▶ [SOURCE DATA]

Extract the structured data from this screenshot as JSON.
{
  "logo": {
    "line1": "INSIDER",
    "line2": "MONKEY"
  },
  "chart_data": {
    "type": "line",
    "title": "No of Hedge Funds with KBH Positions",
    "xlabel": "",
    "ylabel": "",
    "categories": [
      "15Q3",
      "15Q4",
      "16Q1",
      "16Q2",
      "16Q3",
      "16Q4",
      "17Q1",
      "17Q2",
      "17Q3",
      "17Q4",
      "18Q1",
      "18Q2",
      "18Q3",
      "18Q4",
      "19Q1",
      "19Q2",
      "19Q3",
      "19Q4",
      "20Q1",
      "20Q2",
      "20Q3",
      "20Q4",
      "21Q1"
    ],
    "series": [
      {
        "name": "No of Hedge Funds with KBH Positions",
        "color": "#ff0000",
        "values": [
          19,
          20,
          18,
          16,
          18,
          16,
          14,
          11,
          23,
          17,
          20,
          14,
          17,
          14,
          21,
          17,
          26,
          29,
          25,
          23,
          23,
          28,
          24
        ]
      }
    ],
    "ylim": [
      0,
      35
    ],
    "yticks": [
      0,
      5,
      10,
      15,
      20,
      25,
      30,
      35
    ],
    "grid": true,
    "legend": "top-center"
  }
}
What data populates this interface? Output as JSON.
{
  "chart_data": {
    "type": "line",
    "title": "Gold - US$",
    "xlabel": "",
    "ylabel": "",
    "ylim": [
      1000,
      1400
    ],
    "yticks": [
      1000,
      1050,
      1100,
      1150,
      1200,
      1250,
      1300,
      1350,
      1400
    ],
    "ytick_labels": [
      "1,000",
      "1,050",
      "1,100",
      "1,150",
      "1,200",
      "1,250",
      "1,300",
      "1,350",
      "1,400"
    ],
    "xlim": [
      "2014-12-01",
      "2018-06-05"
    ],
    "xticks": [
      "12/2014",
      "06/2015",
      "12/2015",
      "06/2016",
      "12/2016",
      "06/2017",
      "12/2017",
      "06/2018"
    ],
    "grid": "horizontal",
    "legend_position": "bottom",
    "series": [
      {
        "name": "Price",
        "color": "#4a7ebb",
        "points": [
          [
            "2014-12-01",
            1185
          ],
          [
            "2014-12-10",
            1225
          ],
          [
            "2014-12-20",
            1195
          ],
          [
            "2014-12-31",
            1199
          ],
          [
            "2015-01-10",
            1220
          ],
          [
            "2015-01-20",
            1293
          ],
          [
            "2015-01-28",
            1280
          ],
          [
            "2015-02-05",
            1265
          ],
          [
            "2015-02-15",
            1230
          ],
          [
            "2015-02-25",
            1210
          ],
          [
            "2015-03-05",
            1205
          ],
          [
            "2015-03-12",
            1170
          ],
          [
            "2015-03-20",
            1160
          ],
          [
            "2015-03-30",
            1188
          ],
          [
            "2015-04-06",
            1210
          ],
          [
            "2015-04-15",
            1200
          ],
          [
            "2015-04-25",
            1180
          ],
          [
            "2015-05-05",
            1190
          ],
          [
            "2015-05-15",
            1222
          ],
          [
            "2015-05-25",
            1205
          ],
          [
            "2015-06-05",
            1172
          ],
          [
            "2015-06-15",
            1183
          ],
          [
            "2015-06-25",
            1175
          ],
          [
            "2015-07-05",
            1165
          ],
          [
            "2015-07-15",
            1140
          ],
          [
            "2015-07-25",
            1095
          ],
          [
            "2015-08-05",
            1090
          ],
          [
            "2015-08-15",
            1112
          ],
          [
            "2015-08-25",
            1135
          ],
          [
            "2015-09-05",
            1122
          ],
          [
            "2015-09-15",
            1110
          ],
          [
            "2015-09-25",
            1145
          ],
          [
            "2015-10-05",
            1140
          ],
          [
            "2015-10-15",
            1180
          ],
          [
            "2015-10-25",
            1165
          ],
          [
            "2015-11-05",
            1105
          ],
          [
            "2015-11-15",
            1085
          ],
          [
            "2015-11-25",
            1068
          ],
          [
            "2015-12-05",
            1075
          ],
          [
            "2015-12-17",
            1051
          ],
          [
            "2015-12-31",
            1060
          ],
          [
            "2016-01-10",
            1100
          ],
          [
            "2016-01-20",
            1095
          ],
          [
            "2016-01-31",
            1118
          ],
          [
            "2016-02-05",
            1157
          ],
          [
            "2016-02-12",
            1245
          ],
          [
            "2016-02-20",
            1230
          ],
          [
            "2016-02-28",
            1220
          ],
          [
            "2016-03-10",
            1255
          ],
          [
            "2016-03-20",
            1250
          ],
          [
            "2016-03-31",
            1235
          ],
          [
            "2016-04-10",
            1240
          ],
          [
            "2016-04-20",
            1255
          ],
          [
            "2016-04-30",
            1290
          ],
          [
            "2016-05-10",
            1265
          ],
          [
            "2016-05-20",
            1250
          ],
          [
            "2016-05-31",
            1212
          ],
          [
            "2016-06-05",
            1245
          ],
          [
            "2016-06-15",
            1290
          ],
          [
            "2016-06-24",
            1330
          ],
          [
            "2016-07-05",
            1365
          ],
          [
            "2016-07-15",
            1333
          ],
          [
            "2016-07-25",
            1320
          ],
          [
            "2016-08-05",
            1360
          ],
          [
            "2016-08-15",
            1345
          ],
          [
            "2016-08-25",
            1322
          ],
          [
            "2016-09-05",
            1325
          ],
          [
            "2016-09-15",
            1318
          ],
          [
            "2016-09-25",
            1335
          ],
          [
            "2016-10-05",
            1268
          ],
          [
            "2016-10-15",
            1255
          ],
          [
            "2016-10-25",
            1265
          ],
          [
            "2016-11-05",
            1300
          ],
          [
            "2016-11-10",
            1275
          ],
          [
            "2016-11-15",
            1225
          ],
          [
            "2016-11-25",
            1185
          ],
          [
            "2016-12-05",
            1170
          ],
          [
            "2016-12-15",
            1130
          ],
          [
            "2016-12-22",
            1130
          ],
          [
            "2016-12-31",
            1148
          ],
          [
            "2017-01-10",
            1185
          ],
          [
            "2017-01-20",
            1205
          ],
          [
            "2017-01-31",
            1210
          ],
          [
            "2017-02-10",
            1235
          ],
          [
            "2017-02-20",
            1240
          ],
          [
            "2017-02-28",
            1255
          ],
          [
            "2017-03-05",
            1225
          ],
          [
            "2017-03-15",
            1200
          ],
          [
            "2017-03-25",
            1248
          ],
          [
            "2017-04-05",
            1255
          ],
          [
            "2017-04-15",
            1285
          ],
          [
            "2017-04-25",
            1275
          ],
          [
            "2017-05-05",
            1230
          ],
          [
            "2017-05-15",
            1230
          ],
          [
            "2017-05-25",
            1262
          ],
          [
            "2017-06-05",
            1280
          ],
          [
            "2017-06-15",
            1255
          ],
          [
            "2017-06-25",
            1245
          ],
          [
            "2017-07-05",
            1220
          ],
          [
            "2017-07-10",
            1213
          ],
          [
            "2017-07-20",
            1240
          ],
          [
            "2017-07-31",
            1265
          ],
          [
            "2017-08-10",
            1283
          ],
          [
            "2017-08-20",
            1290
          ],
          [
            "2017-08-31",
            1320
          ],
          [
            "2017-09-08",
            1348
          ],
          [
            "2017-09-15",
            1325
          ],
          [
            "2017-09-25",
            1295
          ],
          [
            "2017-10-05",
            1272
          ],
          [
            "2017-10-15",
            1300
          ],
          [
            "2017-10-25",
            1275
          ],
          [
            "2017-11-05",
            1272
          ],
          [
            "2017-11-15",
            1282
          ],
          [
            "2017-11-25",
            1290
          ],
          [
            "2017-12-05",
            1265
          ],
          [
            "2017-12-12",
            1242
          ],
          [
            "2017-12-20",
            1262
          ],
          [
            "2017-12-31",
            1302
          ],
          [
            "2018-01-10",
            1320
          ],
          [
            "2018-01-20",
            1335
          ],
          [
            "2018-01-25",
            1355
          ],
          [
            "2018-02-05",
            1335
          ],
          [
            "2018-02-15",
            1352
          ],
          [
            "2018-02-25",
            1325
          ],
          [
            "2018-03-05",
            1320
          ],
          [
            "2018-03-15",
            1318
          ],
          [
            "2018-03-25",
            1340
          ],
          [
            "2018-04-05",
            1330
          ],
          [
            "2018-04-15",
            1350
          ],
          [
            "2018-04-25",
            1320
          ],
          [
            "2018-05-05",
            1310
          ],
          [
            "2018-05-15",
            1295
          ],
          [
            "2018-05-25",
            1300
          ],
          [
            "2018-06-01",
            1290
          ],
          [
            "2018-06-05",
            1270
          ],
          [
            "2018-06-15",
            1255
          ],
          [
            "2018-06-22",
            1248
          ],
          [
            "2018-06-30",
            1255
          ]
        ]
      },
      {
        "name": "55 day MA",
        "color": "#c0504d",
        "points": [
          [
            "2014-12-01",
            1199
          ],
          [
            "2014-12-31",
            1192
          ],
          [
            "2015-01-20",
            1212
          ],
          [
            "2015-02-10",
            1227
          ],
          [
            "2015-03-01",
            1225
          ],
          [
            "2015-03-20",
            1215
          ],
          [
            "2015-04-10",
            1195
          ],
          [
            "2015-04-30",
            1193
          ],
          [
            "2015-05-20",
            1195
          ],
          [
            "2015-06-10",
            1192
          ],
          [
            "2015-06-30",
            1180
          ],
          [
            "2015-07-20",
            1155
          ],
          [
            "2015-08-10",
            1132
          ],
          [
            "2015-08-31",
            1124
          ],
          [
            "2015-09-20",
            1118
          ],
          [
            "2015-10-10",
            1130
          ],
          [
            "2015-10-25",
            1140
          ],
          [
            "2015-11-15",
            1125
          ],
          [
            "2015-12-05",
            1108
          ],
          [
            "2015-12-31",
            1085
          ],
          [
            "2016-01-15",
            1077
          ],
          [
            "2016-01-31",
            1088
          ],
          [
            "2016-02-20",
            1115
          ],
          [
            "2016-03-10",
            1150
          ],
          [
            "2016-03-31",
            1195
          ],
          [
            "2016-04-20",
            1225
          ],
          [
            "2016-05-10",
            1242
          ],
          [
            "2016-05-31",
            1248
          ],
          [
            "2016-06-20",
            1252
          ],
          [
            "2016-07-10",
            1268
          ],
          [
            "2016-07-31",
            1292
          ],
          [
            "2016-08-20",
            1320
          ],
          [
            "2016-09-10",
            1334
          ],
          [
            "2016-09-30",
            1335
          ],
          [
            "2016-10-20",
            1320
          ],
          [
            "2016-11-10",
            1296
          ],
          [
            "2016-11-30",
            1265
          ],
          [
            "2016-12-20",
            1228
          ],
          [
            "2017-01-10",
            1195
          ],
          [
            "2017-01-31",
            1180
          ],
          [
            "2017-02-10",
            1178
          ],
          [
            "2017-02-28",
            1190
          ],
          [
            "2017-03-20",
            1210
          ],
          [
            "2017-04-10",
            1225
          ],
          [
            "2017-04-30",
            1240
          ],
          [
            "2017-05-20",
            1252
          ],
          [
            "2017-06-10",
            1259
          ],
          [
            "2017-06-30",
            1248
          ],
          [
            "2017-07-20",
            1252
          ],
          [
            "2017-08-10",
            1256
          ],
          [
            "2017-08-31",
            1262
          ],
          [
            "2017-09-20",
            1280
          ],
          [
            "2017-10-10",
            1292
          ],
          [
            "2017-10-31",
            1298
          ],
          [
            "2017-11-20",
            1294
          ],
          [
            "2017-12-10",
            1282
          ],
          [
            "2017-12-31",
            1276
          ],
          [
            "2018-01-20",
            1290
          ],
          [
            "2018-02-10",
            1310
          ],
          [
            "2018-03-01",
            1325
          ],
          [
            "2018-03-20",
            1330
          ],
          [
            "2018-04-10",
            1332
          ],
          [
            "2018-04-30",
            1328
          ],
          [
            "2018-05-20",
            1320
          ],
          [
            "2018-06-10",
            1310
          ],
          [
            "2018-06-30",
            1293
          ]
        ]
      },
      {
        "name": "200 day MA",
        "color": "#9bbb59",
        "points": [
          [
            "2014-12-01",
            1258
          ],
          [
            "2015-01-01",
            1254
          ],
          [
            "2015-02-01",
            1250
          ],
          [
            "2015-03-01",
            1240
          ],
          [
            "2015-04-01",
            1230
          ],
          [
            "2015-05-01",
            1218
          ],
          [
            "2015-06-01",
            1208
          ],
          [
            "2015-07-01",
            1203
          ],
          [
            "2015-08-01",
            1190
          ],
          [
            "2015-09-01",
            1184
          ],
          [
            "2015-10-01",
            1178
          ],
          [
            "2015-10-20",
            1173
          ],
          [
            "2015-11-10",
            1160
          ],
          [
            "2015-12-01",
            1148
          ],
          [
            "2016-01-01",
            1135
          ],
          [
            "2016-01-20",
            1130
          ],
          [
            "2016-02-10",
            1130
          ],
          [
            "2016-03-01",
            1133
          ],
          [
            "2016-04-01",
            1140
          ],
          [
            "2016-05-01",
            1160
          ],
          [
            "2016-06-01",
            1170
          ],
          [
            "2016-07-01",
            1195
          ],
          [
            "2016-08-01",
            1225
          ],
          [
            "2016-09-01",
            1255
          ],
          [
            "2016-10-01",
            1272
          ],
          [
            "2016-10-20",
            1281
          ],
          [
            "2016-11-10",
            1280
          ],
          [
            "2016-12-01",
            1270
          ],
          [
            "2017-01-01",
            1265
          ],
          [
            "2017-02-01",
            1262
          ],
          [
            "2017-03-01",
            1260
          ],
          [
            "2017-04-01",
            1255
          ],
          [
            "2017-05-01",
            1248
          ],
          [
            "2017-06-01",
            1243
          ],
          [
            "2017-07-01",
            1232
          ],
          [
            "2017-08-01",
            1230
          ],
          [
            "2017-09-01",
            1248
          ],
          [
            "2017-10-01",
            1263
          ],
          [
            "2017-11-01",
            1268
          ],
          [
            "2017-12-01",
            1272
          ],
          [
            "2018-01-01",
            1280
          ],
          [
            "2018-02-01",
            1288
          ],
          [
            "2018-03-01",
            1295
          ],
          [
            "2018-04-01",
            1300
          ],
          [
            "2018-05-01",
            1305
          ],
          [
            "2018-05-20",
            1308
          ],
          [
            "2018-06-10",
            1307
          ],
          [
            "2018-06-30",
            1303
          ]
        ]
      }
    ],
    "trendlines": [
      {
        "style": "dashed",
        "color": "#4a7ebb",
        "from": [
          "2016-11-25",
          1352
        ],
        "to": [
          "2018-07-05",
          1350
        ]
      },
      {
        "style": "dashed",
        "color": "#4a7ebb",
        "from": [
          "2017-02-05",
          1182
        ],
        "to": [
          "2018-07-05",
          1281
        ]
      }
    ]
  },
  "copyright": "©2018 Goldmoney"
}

▶ [STATED TASK]
Identify every line where the string "Hedge" appears.

▶ [RESULT OF THIS EXERCISE]
    "title": "No of Hedge Funds with KBH Positions",
        "name": "No of Hedge Funds with KBH Positions",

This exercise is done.